Rows
####
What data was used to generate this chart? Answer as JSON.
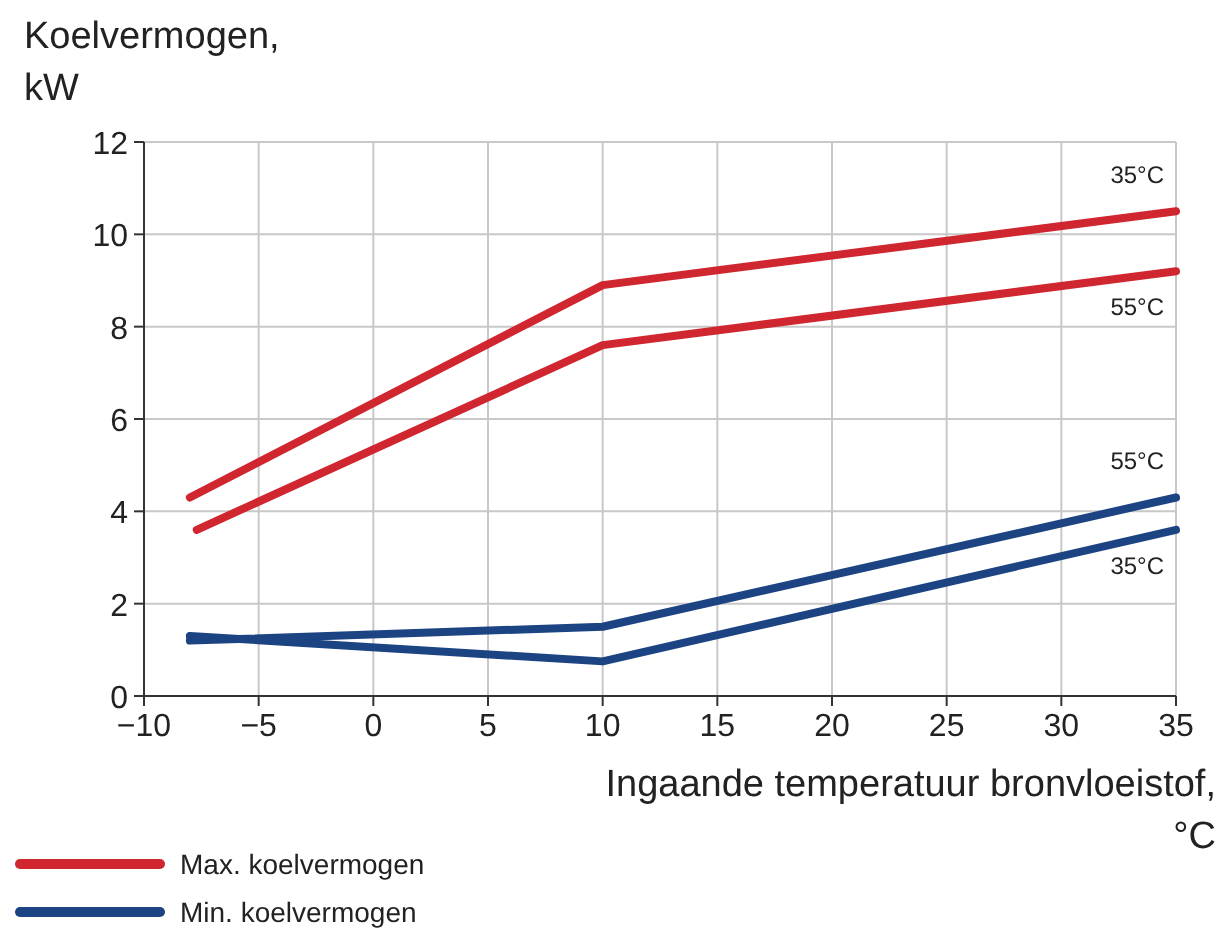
{
  "chart_data": {
    "type": "line",
    "xlabel": "Ingaande temperatuur bronvloeistof, °C",
    "ylabel": "Koelvermogen, kW",
    "xlim": [
      -10,
      35
    ],
    "xticks": [
      -10,
      -5,
      0,
      5,
      10,
      15,
      20,
      25,
      30,
      35
    ],
    "ylim": [
      0,
      12
    ],
    "yticks": [
      0,
      2,
      4,
      6,
      8,
      10,
      12
    ],
    "grid": true,
    "legend": "bottom left",
    "line_style": "solid",
    "marker": "none",
    "series": [
      {
        "name": "Max. koelvermogen",
        "color": "#d0262f",
        "x": [
          -8,
          10,
          35
        ],
        "values": [
          4.3,
          8.9,
          10.5
        ]
      },
      {
        "color": "#d0262f",
        "x": [
          -7.7,
          10,
          35
        ],
        "values": [
          3.6,
          7.6,
          9.2
        ]
      },
      {
        "name": "Min. koelvermogen",
        "color": "#1c4382",
        "x": [
          -8,
          10,
          35
        ],
        "values": [
          1.2,
          1.5,
          4.3
        ]
      },
      {
        "color": "#1c4382",
        "x": [
          -8,
          10,
          35
        ],
        "values": [
          1.3,
          0.75,
          3.6
        ]
      }
    ],
    "annotations": [
      "35°C",
      "55°C",
      "55°C",
      "35°C"
    ]
  }
}
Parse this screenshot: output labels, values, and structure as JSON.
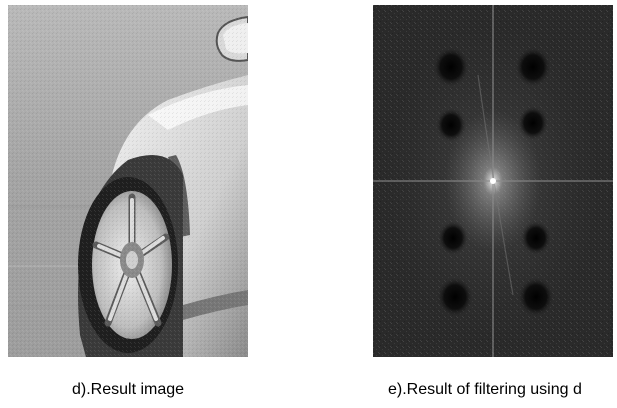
{
  "figure": {
    "left_caption": "d).Result image",
    "right_caption": "e).Result of filtering using d",
    "left_image_icon": "grayscale-car-wheel-photo",
    "right_image_icon": "fourier-spectrum-with-dark-notches",
    "colors": {
      "background": "#ffffff",
      "spectrum_background": "#2a2a2a",
      "photo_background": "#a9a9a9"
    }
  }
}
####
Count each line of the data where the word "this" appears, then reply with the total only.

Exercise answer
2